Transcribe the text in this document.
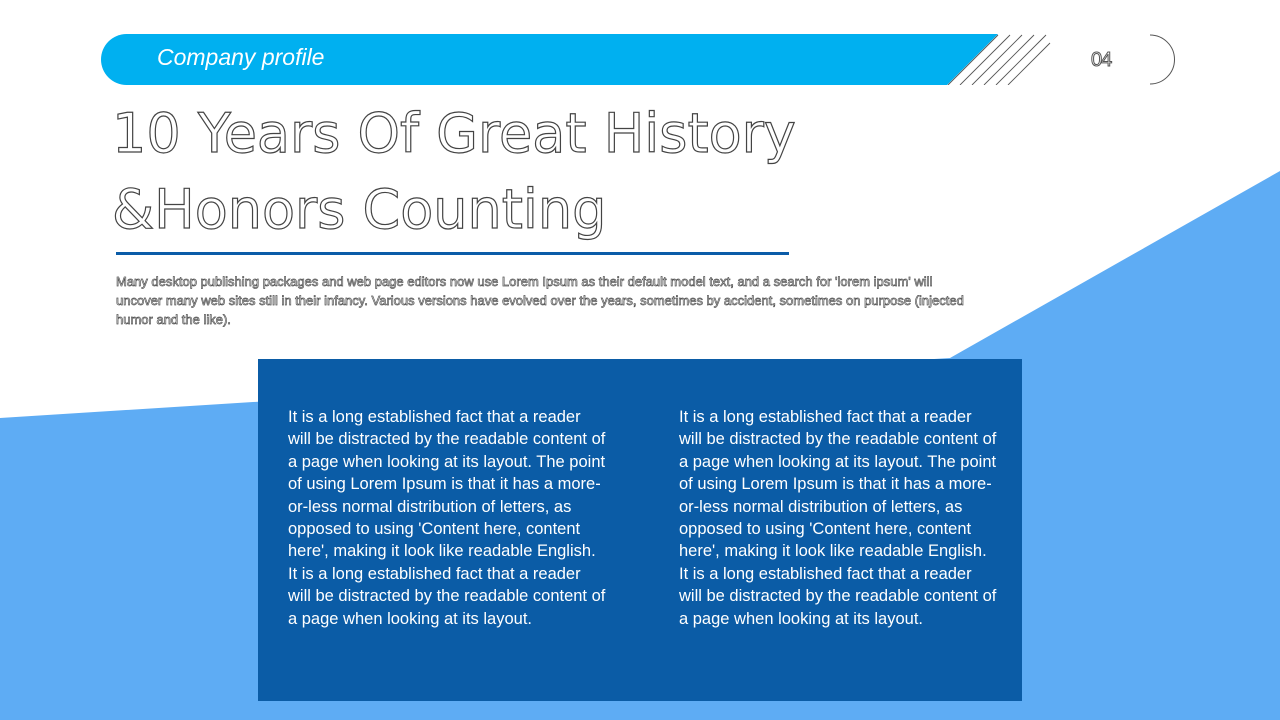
Company profile	04
10 Years Of Great History
&Honors Counting
Many desktop publishing packages and web page editors now use Lorem Ipsum as their default model text, and a search for 'lorem ipsum' will uncover many web sites still in their infancy. Various versions have evolved over the years, sometimes by accident, sometimes on purpose (injected humor and the like).
It is a long established fact that a reader will be distracted by the readable content of a page when looking at its layout. The point of using Lorem Ipsum is that it has a more-or-less normal distribution of letters, as opposed to using 'Content here, content here', making it look like readable English. It is a long established fact that a reader will be distracted by the readable content of a page when looking at its layout.
It is a long established fact that a reader will be distracted by the readable content of a page when looking at its layout. The point of using Lorem Ipsum is that it has a more-or-less normal distribution of letters, as opposed to using 'Content here, content here', making it look like readable English. It is a long established fact that a reader will be distracted by the readable content of a page when looking at its layout.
* * * *
# EXERCISE DIRECTIONS
Your answer should be only the number of lines that hold the word "text".

# SOLUTION TO THIS TASK
2